From the entries that follow, list every line in which the string "RecognitionApp" appears.

## Records for processing
══════════════════════════════

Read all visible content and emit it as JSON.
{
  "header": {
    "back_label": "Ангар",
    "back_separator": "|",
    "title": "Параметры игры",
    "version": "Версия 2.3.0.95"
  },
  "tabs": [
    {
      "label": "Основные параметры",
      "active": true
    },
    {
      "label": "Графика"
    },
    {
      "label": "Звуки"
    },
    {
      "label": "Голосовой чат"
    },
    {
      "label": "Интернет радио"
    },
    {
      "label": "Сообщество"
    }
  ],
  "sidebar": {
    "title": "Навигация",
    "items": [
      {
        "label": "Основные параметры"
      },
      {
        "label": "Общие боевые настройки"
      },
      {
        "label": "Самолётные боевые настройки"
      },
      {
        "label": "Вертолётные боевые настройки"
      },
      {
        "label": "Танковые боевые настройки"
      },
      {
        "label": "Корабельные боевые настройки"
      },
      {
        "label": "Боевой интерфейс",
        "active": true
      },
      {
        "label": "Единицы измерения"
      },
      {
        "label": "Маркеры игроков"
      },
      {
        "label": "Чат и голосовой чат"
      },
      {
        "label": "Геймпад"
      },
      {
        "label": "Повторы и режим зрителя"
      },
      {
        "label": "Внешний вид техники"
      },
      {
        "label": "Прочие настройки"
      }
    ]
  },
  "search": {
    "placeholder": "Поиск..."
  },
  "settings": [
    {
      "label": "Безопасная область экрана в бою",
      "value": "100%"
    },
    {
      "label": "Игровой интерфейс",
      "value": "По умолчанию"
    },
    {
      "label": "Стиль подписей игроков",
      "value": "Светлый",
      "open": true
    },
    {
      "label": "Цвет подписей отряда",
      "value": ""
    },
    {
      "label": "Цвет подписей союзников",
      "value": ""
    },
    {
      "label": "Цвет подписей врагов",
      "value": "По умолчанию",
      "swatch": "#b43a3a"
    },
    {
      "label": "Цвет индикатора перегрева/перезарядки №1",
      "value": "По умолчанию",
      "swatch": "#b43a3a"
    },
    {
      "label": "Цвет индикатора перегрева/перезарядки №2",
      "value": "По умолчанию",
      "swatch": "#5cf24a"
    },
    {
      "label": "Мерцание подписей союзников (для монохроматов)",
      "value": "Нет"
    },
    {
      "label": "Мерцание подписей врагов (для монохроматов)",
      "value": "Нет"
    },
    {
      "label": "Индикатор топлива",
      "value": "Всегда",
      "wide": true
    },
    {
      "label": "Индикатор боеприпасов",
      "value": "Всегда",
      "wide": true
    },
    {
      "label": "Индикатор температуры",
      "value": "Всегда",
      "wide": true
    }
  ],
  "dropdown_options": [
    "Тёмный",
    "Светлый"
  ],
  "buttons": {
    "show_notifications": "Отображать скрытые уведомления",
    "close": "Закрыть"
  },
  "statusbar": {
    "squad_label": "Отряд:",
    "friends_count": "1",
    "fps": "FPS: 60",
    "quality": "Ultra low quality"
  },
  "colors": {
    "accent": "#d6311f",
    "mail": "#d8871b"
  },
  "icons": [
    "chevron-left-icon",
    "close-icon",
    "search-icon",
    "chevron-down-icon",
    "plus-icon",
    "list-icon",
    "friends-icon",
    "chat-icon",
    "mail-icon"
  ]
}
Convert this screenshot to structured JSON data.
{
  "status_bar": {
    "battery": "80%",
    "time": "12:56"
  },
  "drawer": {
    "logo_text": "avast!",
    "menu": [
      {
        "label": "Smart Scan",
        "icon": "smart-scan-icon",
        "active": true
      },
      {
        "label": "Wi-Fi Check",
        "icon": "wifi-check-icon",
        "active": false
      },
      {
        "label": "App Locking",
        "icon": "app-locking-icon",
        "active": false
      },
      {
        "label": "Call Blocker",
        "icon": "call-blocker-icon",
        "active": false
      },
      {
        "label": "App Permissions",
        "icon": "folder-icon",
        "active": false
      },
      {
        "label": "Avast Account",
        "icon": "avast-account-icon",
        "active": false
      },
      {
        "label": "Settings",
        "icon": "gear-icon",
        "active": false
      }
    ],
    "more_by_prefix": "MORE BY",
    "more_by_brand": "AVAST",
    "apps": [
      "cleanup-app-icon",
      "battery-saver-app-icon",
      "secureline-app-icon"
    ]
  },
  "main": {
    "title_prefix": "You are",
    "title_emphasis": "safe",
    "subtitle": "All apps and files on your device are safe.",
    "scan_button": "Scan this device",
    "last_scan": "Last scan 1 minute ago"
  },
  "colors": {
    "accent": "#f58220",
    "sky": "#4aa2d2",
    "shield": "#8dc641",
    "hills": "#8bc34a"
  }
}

══════════════════════════════

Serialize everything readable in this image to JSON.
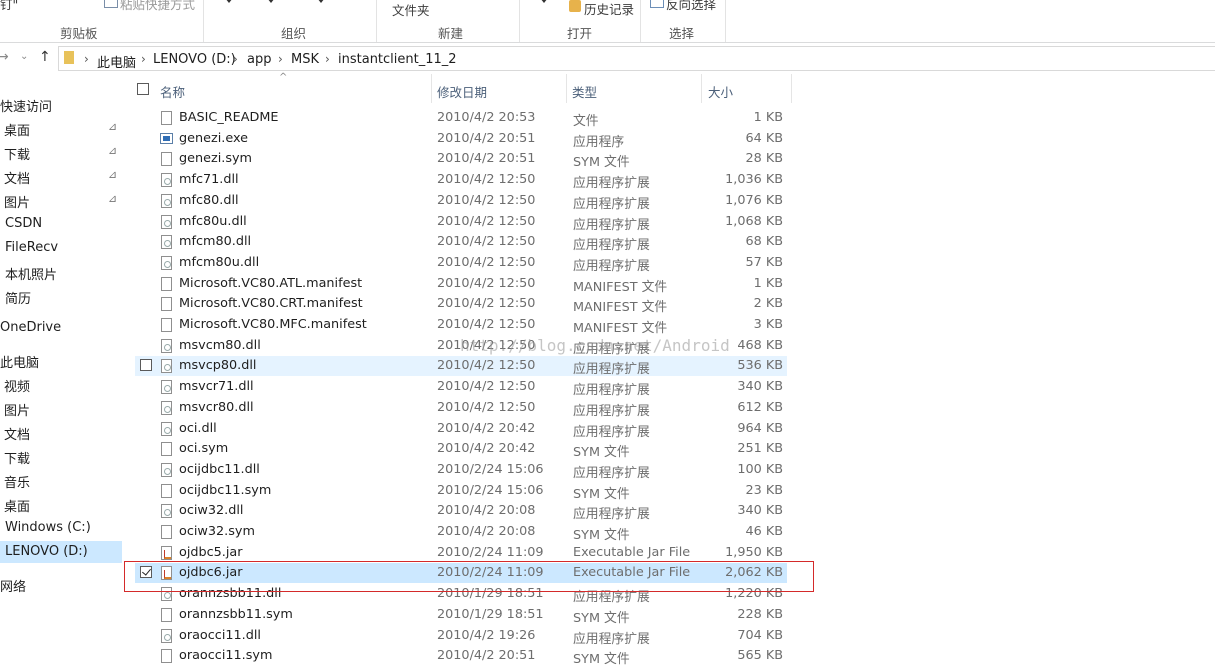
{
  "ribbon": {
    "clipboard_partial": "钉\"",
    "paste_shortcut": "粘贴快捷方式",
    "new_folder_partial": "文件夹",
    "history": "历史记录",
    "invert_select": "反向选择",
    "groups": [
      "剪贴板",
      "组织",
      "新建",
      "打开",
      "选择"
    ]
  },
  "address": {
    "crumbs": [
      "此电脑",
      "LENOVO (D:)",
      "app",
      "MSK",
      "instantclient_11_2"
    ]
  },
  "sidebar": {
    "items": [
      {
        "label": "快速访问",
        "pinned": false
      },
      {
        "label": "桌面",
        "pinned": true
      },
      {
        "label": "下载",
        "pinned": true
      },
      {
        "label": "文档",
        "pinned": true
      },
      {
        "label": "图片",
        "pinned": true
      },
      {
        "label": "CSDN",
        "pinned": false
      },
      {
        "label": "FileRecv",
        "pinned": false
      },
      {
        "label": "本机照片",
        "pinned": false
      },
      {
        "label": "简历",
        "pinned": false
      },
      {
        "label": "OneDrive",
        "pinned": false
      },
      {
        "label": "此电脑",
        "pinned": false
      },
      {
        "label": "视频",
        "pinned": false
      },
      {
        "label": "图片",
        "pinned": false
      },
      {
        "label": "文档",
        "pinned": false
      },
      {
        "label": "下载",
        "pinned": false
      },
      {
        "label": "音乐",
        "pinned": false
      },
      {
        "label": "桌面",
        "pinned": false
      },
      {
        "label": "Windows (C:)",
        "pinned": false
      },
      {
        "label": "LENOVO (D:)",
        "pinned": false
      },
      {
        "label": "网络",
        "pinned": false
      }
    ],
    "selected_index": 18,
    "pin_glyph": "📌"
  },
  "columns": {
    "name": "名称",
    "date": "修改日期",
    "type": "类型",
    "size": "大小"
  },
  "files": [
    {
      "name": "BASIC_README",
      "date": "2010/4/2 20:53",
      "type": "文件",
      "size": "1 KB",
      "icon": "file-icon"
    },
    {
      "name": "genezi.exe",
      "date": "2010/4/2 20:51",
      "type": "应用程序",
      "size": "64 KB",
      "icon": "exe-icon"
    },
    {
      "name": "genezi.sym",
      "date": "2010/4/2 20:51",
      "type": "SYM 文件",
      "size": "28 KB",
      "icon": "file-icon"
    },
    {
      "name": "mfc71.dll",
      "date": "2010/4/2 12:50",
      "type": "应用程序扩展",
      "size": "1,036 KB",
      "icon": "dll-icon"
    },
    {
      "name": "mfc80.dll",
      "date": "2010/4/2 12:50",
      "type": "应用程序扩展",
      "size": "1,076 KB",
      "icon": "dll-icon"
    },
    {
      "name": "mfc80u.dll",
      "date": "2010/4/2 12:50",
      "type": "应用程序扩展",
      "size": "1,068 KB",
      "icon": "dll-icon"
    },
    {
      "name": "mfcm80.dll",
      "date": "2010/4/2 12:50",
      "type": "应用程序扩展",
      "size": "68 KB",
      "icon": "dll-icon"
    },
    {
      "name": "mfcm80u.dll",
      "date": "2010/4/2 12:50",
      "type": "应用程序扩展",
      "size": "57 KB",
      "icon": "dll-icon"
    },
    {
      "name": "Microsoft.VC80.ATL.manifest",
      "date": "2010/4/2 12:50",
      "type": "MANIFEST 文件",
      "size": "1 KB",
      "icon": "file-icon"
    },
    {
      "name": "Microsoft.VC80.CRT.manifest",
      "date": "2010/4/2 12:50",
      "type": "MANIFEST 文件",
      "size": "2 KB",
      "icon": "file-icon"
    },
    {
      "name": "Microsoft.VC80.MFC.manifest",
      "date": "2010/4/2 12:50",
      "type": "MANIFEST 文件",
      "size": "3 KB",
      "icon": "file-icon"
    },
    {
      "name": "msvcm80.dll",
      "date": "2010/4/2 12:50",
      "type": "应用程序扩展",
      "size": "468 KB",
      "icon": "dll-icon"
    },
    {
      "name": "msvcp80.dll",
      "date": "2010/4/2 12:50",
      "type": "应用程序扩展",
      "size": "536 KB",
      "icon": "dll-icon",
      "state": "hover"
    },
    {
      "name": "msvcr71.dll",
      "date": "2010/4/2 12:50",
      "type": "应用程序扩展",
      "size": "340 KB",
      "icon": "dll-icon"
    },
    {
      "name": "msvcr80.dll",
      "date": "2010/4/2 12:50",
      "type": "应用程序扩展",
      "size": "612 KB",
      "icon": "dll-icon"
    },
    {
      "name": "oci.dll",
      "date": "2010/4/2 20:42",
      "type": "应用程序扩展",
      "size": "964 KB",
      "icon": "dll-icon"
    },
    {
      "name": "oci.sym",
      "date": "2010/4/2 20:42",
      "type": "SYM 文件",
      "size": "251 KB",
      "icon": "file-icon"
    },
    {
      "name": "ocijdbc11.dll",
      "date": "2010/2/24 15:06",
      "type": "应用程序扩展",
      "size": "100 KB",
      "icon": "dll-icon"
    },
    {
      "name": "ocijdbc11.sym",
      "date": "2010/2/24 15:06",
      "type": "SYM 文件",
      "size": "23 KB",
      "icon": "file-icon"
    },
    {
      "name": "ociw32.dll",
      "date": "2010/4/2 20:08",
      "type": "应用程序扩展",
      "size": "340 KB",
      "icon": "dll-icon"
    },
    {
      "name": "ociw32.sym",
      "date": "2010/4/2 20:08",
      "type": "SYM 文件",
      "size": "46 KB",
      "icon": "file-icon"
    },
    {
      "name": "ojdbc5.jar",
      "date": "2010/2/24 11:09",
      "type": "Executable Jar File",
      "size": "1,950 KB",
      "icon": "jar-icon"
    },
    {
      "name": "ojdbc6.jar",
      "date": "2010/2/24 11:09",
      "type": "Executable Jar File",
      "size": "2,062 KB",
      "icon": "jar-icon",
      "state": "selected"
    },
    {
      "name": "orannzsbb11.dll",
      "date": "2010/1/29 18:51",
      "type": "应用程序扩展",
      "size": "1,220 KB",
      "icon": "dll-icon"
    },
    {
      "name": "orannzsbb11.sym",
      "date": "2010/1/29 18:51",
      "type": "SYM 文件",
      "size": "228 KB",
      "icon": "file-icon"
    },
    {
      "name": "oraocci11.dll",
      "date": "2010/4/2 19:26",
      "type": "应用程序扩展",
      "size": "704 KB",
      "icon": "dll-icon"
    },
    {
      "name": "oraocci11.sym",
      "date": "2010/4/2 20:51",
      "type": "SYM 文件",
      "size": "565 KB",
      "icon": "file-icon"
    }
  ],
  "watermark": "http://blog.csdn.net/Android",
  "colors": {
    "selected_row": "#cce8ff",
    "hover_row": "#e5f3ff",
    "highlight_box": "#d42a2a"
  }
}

══════════════════════════════

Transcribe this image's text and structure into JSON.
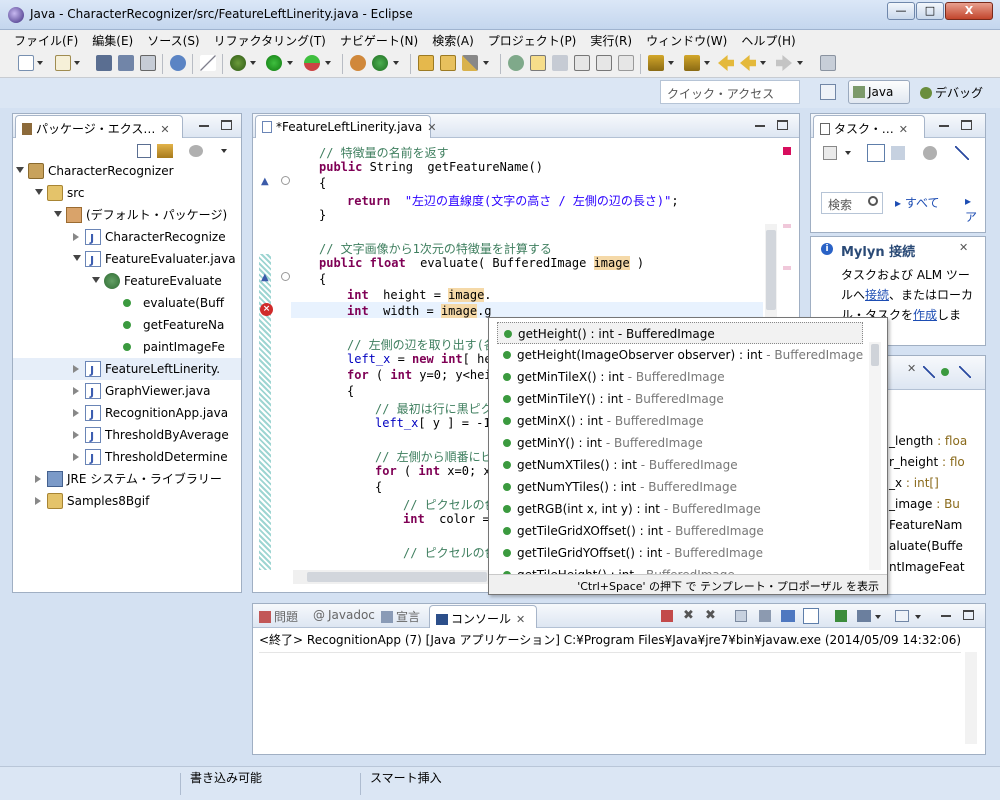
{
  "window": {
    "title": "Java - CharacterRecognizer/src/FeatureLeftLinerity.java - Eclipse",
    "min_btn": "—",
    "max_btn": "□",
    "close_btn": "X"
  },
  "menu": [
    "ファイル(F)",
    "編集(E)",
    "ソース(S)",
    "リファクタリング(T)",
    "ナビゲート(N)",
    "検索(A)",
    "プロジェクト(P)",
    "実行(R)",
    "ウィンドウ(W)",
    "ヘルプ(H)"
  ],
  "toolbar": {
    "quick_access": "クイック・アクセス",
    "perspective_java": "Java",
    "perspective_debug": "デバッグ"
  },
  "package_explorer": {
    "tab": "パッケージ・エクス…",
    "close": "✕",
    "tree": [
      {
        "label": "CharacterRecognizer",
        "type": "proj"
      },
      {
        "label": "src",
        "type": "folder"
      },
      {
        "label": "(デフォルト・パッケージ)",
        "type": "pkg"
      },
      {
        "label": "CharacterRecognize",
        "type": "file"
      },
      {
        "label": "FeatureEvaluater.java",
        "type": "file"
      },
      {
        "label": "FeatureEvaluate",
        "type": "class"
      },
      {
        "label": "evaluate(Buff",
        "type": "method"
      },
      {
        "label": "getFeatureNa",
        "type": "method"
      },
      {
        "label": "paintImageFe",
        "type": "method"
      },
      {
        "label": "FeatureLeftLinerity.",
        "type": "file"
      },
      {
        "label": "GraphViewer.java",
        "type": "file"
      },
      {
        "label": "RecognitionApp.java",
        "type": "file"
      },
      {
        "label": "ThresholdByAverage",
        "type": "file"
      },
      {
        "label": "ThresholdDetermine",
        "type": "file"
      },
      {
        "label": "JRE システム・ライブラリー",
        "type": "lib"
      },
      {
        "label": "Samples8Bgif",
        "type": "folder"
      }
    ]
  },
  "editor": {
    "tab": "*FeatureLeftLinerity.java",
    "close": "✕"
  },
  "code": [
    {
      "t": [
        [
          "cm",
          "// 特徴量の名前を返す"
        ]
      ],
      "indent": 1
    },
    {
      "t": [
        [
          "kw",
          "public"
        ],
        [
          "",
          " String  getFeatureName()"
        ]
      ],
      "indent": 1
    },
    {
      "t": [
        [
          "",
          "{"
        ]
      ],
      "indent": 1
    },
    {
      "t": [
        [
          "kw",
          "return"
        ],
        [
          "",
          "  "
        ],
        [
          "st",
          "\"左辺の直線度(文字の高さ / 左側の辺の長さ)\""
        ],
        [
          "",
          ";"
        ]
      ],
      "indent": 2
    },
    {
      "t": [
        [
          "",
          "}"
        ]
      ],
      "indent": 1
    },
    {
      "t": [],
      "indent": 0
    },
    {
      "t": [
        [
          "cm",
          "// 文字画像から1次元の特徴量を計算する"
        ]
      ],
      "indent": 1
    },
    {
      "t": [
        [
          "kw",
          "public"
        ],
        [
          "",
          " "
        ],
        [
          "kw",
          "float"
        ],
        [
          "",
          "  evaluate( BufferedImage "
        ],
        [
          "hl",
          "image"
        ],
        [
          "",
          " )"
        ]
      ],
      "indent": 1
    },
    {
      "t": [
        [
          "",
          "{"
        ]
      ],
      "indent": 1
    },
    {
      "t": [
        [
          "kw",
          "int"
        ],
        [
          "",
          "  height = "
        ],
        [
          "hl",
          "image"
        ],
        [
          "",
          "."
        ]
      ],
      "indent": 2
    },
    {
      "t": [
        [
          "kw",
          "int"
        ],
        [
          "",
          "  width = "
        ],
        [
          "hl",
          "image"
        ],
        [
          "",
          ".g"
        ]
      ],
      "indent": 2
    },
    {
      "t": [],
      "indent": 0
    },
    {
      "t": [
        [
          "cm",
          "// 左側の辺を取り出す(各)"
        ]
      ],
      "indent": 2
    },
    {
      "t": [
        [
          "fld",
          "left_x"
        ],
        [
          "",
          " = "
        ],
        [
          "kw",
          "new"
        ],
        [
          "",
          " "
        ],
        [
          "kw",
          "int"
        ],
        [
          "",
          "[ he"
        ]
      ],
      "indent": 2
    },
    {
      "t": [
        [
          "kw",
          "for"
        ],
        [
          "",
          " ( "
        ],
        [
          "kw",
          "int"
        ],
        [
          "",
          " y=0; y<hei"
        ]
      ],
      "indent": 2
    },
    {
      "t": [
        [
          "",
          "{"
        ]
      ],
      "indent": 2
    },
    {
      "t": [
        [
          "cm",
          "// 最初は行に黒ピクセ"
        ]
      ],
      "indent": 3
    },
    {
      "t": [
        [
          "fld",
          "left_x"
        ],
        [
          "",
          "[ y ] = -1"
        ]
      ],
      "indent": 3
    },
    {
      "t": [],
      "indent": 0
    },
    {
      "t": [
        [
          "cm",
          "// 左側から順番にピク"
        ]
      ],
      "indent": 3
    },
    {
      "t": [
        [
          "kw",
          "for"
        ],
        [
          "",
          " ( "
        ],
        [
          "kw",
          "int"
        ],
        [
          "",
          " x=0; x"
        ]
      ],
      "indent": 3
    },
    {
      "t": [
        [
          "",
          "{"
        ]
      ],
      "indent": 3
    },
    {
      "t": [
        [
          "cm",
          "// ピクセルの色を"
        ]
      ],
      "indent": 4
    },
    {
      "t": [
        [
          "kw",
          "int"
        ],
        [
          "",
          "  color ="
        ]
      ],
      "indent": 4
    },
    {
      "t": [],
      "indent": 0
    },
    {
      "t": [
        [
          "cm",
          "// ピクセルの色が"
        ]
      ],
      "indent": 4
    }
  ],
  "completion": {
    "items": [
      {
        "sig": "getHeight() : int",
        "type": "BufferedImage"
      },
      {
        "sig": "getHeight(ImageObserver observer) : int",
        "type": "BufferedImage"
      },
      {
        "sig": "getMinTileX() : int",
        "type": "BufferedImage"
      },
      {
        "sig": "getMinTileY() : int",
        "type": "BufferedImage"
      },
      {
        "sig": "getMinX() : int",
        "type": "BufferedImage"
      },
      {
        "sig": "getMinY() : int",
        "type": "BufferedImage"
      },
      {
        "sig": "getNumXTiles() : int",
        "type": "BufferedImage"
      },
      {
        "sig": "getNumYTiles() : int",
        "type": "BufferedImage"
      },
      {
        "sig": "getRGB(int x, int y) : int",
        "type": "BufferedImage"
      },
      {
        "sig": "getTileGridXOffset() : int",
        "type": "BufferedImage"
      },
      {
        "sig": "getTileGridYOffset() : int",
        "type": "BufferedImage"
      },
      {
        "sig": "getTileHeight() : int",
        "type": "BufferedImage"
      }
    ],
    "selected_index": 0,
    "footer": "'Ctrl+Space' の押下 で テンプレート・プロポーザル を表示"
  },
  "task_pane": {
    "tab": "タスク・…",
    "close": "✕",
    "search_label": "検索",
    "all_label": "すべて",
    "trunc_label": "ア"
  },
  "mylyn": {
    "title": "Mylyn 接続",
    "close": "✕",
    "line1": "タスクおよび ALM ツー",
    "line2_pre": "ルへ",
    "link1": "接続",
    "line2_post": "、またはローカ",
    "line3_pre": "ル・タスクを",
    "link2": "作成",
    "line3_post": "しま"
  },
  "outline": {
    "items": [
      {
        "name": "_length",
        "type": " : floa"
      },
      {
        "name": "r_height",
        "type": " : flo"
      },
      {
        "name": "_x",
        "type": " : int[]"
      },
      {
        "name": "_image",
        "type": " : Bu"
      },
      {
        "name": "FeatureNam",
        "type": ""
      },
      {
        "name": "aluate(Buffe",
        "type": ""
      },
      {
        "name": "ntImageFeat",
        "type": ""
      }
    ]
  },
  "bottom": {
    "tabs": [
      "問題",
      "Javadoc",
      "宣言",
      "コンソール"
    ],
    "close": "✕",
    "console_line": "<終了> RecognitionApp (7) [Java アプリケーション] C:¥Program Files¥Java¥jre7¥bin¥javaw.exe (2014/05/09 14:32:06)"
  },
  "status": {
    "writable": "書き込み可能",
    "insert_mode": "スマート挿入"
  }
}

══════════════════════════════

## Full response
        "label": "RecognitionApp.java",
    "console_line": "<終了> RecognitionApp (7) [Java アプリケーション] C:¥Program Files¥Java¥jre7¥bin¥javaw.exe (2014/05/09 14:32:06)"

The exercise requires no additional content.